▽
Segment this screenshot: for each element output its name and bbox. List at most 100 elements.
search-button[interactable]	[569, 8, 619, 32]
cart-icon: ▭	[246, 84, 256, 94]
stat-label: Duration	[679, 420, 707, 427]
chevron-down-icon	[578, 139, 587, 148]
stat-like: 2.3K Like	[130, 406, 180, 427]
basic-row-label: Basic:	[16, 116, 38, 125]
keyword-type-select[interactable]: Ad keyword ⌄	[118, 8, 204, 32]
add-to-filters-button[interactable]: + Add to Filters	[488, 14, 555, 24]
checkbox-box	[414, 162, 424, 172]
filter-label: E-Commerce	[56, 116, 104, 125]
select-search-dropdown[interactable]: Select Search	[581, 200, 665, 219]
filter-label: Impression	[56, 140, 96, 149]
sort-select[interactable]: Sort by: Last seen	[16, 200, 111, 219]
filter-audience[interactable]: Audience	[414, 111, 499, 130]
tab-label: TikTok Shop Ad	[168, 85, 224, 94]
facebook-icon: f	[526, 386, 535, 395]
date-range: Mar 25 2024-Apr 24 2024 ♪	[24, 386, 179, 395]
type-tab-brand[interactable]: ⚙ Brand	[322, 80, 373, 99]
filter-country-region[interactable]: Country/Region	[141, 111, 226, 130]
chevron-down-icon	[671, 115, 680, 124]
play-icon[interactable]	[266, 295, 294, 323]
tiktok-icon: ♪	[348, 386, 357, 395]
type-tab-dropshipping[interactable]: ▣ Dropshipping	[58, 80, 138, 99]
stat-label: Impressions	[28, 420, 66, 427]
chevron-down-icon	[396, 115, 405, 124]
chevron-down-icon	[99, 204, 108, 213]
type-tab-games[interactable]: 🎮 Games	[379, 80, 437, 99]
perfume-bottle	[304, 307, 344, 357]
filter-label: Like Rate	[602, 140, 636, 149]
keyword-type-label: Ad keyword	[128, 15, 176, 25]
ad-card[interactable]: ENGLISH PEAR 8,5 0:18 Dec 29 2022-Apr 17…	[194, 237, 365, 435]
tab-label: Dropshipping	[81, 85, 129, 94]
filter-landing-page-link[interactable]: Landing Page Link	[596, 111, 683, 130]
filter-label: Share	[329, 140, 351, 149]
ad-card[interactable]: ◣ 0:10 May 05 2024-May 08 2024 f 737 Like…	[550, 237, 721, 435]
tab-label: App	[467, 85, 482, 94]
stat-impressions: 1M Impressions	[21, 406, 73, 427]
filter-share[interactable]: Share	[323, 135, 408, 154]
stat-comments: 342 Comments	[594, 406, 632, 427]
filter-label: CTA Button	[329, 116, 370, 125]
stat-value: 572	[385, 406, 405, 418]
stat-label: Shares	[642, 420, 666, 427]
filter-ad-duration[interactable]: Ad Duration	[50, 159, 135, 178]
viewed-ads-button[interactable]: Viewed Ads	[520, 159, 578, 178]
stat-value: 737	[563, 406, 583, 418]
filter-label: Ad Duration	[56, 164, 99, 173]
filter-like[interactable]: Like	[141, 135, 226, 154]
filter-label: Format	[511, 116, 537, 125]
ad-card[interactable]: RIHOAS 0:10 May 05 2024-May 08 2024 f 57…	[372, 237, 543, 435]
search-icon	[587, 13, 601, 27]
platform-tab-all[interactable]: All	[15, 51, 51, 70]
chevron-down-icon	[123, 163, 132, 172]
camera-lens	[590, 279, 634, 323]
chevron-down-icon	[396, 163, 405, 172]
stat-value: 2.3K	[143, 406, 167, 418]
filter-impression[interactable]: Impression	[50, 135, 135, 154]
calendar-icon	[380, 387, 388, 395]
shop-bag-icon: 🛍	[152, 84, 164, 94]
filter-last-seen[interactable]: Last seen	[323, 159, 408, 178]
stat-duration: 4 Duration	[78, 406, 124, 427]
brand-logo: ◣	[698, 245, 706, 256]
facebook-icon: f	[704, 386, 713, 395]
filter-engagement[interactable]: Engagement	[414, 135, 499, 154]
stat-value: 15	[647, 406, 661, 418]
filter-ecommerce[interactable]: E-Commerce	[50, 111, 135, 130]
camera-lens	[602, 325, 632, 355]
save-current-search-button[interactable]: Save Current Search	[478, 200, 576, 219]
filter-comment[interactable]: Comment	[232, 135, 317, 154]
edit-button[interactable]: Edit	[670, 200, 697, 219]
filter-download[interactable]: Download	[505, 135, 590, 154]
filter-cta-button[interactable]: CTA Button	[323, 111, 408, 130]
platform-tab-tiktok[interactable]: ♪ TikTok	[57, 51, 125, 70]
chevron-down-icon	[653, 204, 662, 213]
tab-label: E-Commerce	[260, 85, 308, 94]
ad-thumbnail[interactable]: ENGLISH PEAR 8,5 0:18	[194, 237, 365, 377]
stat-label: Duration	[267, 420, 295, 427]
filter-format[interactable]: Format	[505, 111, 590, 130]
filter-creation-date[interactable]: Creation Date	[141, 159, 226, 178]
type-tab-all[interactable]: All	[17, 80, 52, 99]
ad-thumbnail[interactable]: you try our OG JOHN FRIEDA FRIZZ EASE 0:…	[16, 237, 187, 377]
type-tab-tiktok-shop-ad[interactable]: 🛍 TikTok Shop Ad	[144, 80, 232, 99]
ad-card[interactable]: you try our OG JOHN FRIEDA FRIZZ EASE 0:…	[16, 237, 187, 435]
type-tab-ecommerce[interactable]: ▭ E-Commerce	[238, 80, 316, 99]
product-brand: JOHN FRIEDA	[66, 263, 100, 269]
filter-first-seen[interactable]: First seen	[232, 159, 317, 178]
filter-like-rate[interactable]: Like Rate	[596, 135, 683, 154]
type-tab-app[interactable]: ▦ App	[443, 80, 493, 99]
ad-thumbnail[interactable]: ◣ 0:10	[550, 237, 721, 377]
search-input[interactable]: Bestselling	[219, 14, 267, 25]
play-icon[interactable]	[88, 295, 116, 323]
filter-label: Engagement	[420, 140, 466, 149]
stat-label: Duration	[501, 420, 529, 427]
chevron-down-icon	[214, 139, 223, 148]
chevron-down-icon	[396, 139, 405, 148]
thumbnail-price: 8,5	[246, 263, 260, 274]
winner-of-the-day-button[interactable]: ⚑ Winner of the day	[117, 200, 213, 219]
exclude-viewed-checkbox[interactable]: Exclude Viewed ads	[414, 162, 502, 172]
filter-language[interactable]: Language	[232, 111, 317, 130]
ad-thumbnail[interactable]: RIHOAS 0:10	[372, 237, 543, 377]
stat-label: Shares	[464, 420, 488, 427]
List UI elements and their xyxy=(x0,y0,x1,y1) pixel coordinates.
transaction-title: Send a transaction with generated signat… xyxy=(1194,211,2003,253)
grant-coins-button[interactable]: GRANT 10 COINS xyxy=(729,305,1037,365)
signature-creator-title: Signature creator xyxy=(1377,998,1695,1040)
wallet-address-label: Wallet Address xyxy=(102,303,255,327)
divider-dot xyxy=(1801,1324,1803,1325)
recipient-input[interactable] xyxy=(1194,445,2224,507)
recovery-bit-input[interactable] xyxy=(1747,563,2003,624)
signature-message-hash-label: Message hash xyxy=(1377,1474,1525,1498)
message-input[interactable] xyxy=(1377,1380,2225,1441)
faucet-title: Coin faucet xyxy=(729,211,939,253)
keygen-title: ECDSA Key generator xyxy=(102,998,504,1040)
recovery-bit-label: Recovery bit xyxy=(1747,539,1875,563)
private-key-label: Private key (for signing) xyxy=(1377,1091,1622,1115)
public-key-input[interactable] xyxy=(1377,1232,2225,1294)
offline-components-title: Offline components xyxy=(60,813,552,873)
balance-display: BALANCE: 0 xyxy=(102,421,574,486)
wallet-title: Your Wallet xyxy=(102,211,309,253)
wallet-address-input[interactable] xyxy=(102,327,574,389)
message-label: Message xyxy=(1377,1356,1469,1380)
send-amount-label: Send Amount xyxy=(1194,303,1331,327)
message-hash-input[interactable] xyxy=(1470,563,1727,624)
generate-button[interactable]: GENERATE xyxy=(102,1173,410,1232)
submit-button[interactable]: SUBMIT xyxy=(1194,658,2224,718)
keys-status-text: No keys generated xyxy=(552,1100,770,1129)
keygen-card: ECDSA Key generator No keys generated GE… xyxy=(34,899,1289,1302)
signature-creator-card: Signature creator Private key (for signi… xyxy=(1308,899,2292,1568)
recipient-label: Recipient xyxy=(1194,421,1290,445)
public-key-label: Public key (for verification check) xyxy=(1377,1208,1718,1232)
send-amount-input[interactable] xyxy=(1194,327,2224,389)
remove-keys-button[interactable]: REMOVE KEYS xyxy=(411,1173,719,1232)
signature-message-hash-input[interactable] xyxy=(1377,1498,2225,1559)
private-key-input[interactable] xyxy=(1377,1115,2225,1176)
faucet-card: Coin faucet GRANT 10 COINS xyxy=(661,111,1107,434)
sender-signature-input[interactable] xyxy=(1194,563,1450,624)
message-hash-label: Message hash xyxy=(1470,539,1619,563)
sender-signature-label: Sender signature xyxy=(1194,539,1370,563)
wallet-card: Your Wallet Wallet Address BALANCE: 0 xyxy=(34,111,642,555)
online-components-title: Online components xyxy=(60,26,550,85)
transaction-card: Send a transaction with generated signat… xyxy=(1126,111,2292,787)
△
PROMPT
Count how many lines in the items above contain the string "amount", treating uppercase and lowercase as different. Reply with the number only.

RIGHT ANSWER
2